Problem requirements
Note each line that includes the word "MacroMicro". Copy those lines.
........
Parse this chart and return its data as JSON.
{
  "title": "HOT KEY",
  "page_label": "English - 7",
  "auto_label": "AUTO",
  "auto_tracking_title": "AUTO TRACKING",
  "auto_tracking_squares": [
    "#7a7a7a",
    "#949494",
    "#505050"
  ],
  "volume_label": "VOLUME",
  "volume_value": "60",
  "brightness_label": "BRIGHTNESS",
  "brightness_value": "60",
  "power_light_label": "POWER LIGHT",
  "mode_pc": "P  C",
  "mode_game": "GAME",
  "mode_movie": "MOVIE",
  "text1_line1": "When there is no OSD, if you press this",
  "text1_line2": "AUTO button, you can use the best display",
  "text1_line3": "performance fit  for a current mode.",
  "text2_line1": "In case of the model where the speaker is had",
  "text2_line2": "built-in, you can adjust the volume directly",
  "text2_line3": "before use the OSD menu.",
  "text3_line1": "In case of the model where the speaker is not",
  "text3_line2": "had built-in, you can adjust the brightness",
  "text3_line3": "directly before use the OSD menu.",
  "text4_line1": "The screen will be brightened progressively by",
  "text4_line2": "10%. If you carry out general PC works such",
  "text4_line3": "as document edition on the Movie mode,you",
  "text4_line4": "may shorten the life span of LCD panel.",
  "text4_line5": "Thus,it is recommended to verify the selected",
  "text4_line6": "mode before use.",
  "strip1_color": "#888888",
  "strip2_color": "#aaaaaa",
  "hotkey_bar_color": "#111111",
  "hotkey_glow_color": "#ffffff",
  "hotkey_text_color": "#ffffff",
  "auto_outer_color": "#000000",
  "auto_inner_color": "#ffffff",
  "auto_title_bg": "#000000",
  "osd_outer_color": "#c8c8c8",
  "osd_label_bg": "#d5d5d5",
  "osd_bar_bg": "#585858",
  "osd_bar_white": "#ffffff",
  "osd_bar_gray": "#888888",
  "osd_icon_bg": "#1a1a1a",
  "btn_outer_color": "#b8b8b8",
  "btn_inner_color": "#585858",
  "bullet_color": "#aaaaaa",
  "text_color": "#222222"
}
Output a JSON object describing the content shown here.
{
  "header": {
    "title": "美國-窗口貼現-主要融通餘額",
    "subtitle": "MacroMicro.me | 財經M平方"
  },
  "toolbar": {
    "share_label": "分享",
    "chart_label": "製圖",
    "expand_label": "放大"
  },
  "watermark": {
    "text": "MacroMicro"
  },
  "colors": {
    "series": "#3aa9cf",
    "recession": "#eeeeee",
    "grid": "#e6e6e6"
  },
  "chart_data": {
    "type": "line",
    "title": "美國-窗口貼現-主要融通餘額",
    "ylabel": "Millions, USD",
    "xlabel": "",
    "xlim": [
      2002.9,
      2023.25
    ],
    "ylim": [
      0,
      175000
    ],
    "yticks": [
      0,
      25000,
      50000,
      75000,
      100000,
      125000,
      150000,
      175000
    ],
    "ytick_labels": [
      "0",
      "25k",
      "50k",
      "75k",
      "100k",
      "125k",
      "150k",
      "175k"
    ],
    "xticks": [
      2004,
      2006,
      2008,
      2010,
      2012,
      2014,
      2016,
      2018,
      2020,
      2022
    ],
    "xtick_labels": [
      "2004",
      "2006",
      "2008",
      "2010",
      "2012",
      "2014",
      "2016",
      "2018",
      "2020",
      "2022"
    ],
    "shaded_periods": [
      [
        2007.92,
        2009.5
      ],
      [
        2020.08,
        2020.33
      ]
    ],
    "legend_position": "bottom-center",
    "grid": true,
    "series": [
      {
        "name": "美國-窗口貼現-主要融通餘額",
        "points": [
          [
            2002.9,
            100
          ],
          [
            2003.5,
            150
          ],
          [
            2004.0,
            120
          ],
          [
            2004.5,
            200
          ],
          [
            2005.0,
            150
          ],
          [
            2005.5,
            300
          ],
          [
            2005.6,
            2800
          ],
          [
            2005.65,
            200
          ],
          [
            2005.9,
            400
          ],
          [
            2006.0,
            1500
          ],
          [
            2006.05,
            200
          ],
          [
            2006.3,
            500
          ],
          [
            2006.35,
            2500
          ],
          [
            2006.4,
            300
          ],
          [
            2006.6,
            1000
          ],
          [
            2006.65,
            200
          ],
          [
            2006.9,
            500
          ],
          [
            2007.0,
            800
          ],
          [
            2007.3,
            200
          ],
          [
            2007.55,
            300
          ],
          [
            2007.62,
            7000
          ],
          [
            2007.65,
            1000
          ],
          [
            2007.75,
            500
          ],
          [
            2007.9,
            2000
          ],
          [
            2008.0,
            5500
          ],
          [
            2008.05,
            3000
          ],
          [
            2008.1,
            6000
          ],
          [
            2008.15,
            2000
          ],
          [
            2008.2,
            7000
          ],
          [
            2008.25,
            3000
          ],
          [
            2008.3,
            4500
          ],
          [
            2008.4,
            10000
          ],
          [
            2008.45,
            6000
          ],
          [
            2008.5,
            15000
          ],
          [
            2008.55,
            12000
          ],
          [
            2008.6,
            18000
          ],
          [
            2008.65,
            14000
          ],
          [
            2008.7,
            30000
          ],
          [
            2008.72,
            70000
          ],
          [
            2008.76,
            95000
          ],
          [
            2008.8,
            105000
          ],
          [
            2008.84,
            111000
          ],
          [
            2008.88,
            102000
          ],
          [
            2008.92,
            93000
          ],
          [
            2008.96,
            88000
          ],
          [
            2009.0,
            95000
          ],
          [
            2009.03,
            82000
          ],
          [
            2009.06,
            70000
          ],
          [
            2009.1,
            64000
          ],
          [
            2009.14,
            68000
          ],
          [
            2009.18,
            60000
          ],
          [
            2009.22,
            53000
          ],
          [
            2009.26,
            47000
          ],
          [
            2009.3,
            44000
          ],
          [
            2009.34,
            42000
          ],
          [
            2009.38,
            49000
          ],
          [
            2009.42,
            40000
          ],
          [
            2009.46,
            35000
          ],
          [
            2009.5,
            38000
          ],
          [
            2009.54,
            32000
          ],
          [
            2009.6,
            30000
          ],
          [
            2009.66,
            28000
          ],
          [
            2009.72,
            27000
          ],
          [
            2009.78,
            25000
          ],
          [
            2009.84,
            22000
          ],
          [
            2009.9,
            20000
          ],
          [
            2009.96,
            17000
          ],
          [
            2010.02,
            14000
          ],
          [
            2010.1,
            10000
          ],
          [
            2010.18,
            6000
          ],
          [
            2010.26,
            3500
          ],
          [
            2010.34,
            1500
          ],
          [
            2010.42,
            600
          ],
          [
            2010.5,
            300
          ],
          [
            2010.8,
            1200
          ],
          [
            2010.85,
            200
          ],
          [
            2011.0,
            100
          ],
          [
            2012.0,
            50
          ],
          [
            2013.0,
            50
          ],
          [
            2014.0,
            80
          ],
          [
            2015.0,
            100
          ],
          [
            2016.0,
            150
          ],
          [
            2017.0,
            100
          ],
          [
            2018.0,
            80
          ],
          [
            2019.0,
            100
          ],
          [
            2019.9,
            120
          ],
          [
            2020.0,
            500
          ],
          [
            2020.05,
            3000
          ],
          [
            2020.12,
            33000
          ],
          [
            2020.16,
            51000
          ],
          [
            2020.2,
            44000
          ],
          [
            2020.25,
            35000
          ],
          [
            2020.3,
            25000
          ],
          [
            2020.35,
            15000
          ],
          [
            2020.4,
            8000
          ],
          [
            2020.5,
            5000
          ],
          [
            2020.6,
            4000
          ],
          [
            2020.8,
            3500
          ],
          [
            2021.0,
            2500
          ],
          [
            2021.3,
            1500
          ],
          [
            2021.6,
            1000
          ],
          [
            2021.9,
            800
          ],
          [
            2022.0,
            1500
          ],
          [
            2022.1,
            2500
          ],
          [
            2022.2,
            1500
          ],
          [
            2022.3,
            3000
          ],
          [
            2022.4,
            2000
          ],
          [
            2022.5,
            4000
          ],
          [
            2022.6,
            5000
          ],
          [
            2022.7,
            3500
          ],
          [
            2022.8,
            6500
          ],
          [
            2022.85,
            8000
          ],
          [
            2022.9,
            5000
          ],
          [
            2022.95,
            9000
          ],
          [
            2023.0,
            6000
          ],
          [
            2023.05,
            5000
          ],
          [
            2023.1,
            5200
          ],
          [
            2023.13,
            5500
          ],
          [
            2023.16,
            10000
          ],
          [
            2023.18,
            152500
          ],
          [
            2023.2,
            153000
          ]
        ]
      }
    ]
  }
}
........
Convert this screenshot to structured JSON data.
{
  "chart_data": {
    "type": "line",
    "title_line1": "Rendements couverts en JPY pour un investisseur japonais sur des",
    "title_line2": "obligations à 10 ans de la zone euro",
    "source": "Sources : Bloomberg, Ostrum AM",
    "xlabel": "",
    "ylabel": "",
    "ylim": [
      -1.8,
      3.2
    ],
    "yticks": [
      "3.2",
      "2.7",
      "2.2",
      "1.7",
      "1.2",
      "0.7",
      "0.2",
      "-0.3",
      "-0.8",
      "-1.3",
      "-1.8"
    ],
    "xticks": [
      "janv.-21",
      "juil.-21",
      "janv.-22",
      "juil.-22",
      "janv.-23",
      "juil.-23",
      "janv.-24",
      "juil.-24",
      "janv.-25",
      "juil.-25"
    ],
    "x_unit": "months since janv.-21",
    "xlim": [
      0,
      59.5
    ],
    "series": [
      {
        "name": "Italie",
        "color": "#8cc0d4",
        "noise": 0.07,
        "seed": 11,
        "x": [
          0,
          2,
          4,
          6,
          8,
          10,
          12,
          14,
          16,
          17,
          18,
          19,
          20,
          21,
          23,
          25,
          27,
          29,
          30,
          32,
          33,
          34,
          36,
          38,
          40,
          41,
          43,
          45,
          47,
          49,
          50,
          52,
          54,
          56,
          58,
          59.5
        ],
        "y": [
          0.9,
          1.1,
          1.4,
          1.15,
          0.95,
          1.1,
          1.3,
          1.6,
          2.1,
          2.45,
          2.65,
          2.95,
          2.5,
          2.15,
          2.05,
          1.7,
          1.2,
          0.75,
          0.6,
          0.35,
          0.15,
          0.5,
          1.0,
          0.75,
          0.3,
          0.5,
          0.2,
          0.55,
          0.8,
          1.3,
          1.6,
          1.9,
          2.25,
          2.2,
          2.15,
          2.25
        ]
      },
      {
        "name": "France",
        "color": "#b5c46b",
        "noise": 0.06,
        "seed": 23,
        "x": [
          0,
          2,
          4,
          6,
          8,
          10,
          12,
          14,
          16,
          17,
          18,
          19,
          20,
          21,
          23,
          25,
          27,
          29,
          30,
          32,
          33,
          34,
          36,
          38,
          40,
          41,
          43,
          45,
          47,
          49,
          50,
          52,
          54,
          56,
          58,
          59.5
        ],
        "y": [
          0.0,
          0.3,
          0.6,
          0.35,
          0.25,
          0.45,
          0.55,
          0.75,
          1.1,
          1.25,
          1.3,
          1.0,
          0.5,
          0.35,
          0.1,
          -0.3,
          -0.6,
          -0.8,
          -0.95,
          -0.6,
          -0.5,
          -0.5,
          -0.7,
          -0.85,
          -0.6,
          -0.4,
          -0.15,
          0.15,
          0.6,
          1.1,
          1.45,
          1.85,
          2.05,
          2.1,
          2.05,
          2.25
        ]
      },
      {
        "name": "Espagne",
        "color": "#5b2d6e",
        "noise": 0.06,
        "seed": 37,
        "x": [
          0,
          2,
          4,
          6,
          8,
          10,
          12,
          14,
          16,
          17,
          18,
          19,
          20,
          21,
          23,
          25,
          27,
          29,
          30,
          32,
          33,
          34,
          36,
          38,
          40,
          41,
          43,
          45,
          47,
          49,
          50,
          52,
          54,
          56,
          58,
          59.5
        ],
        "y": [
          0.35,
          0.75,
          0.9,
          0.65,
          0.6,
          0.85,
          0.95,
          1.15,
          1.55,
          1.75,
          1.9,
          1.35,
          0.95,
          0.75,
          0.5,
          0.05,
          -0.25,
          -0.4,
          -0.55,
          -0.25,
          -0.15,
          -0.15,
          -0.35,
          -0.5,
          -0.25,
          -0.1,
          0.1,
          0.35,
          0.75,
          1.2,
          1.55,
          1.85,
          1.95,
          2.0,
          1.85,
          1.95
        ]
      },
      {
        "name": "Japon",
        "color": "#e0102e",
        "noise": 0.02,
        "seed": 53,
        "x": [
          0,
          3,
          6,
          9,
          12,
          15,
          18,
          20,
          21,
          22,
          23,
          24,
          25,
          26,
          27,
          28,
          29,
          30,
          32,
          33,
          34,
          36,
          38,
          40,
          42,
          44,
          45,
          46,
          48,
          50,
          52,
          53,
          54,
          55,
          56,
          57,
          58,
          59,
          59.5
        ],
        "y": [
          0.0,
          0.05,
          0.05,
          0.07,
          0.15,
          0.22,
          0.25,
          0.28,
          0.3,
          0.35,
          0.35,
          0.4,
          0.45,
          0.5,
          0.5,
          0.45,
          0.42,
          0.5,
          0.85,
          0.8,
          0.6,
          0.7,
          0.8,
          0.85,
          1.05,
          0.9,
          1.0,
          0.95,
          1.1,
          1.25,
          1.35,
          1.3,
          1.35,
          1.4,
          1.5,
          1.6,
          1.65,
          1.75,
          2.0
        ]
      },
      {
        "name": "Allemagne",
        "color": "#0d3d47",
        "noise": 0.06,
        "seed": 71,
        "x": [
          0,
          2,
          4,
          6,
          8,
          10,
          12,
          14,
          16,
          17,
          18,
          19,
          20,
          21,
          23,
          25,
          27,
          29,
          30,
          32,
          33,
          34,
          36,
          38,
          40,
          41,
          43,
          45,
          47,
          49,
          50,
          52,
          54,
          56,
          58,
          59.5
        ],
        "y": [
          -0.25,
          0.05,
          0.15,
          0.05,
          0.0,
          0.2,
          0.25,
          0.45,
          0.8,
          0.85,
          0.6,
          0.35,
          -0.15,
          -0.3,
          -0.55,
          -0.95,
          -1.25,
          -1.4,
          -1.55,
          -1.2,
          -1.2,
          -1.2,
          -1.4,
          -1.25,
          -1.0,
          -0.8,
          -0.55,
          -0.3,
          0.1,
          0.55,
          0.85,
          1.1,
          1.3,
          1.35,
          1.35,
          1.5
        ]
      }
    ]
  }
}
........
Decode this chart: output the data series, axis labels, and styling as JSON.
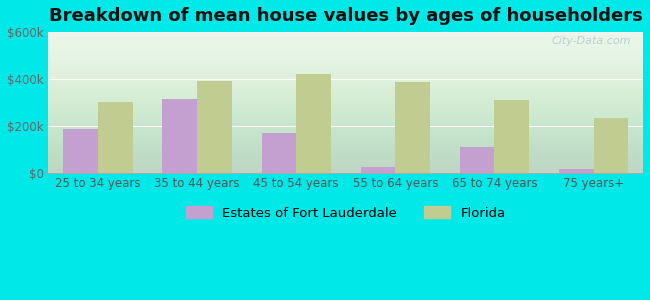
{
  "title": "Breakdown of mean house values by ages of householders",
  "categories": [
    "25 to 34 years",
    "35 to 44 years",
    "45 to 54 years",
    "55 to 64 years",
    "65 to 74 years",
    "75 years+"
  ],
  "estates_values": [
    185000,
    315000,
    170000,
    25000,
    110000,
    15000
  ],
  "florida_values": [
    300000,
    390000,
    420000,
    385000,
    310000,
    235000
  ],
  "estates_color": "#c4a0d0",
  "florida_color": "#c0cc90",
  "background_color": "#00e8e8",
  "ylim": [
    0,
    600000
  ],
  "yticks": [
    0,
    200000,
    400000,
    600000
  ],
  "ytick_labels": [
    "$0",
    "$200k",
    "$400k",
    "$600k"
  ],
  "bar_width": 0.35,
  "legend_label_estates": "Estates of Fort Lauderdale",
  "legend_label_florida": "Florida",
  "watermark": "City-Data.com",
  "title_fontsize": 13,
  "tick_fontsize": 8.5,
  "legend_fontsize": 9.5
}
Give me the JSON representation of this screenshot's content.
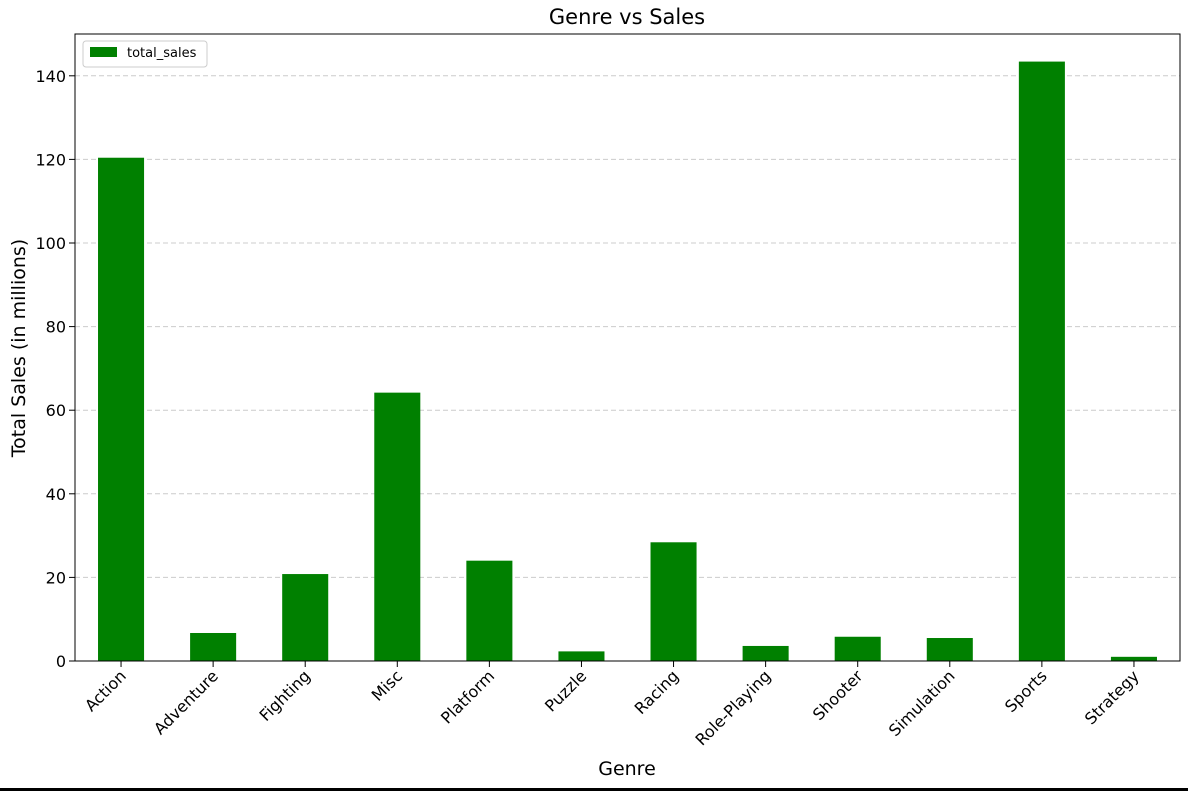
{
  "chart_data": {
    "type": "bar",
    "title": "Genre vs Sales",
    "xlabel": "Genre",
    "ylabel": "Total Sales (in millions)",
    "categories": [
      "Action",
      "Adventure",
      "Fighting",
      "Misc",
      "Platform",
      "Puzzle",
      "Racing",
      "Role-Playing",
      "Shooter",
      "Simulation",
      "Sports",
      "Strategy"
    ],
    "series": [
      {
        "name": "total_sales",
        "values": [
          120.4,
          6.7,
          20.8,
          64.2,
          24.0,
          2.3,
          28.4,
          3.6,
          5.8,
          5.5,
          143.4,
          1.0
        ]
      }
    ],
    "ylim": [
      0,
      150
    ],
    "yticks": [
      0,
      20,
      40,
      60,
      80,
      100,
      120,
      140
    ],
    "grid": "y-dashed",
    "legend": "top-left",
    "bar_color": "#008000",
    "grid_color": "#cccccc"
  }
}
........
In response
    "subtitle": "MacroMicro.me | 財經M平方"
    "text": "MacroMicro"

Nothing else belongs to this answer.